Begin

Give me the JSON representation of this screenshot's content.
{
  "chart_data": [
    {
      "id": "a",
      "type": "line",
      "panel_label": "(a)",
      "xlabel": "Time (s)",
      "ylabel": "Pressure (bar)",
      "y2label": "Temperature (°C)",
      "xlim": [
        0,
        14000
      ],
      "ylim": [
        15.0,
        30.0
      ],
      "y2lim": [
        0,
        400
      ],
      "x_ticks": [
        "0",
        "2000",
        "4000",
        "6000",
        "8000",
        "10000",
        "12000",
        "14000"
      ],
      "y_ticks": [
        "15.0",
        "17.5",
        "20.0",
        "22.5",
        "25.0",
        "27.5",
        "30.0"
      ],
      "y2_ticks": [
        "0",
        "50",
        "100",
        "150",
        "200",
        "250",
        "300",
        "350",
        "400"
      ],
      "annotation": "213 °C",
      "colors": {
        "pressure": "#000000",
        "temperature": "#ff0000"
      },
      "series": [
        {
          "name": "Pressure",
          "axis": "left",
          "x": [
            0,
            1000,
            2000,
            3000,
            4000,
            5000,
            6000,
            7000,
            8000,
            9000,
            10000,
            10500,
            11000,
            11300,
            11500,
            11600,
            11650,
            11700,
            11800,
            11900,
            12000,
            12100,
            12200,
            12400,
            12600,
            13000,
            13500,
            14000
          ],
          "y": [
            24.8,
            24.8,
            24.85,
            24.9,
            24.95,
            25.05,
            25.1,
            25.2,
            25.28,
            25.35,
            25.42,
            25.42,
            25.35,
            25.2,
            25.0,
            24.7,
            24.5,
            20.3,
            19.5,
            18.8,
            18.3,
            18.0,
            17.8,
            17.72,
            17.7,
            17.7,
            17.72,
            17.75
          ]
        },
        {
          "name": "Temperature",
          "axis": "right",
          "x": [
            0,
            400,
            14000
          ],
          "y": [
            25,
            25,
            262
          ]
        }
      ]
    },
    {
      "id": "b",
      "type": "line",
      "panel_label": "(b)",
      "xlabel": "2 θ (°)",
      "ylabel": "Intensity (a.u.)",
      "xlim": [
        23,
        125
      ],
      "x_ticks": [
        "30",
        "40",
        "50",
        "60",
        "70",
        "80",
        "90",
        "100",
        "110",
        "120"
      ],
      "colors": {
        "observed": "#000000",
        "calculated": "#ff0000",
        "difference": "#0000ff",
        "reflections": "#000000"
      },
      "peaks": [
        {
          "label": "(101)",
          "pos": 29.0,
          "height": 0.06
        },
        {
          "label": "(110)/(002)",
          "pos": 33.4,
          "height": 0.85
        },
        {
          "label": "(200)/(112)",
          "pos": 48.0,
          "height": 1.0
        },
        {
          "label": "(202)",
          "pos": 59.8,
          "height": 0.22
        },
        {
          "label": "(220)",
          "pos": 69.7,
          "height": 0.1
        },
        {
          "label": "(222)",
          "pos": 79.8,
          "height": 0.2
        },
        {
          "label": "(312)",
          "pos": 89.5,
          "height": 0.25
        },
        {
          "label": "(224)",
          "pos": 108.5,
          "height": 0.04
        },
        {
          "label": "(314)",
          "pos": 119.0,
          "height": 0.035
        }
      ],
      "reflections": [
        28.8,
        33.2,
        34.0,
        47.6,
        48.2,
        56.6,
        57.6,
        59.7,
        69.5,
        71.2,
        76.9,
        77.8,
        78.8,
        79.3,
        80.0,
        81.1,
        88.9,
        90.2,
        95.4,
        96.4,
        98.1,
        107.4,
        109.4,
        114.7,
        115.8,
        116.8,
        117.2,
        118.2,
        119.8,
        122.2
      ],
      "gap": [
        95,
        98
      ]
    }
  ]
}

End

▶ _GIVEN REQUEST_
Repeat the data precisely, reproducing every entry.

▶ _CORRECT OUTPUT_
Give me the JSON representation of this screenshot's content.
{
  "chart_data": [
    {
      "id": "a",
      "type": "line",
      "panel_label": "(a)",
      "xlabel": "Time (s)",
      "ylabel": "Pressure (bar)",
      "y2label": "Temperature (°C)",
      "xlim": [
        0,
        14000
      ],
      "ylim": [
        15.0,
        30.0
      ],
      "y2lim": [
        0,
        400
      ],
      "x_ticks": [
        "0",
        "2000",
        "4000",
        "6000",
        "8000",
        "10000",
        "12000",
        "14000"
      ],
      "y_ticks": [
        "15.0",
        "17.5",
        "20.0",
        "22.5",
        "25.0",
        "27.5",
        "30.0"
      ],
      "y2_ticks": [
        "0",
        "50",
        "100",
        "150",
        "200",
        "250",
        "300",
        "350",
        "400"
      ],
      "annotation": "213 °C",
      "colors": {
        "pressure": "#000000",
        "temperature": "#ff0000"
      },
      "series": [
        {
          "name": "Pressure",
          "axis": "left",
          "x": [
            0,
            1000,
            2000,
            3000,
            4000,
            5000,
            6000,
            7000,
            8000,
            9000,
            10000,
            10500,
            11000,
            11300,
            11500,
            11600,
            11650,
            11700,
            11800,
            11900,
            12000,
            12100,
            12200,
            12400,
            12600,
            13000,
            13500,
            14000
          ],
          "y": [
            24.8,
            24.8,
            24.85,
            24.9,
            24.95,
            25.05,
            25.1,
            25.2,
            25.28,
            25.35,
            25.42,
            25.42,
            25.35,
            25.2,
            25.0,
            24.7,
            24.5,
            20.3,
            19.5,
            18.8,
            18.3,
            18.0,
            17.8,
            17.72,
            17.7,
            17.7,
            17.72,
            17.75
          ]
        },
        {
          "name": "Temperature",
          "axis": "right",
          "x": [
            0,
            400,
            14000
          ],
          "y": [
            25,
            25,
            262
          ]
        }
      ]
    },
    {
      "id": "b",
      "type": "line",
      "panel_label": "(b)",
      "xlabel": "2 θ (°)",
      "ylabel": "Intensity (a.u.)",
      "xlim": [
        23,
        125
      ],
      "x_ticks": [
        "30",
        "40",
        "50",
        "60",
        "70",
        "80",
        "90",
        "100",
        "110",
        "120"
      ],
      "colors": {
        "observed": "#000000",
        "calculated": "#ff0000",
        "difference": "#0000ff",
        "reflections": "#000000"
      },
      "peaks": [
        {
          "label": "(101)",
          "pos": 29.0,
          "height": 0.06
        },
        {
          "label": "(110)/(002)",
          "pos": 33.4,
          "height": 0.85
        },
        {
          "label": "(200)/(112)",
          "pos": 48.0,
          "height": 1.0
        },
        {
          "label": "(202)",
          "pos": 59.8,
          "height": 0.22
        },
        {
          "label": "(220)",
          "pos": 69.7,
          "height": 0.1
        },
        {
          "label": "(222)",
          "pos": 79.8,
          "height": 0.2
        },
        {
          "label": "(312)",
          "pos": 89.5,
          "height": 0.25
        },
        {
          "label": "(224)",
          "pos": 108.5,
          "height": 0.04
        },
        {
          "label": "(314)",
          "pos": 119.0,
          "height": 0.035
        }
      ],
      "reflections": [
        28.8,
        33.2,
        34.0,
        47.6,
        48.2,
        56.6,
        57.6,
        59.7,
        69.5,
        71.2,
        76.9,
        77.8,
        78.8,
        79.3,
        80.0,
        81.1,
        88.9,
        90.2,
        95.4,
        96.4,
        98.1,
        107.4,
        109.4,
        114.7,
        115.8,
        116.8,
        117.2,
        118.2,
        119.8,
        122.2
      ],
      "gap": [
        95,
        98
      ]
    }
  ]
}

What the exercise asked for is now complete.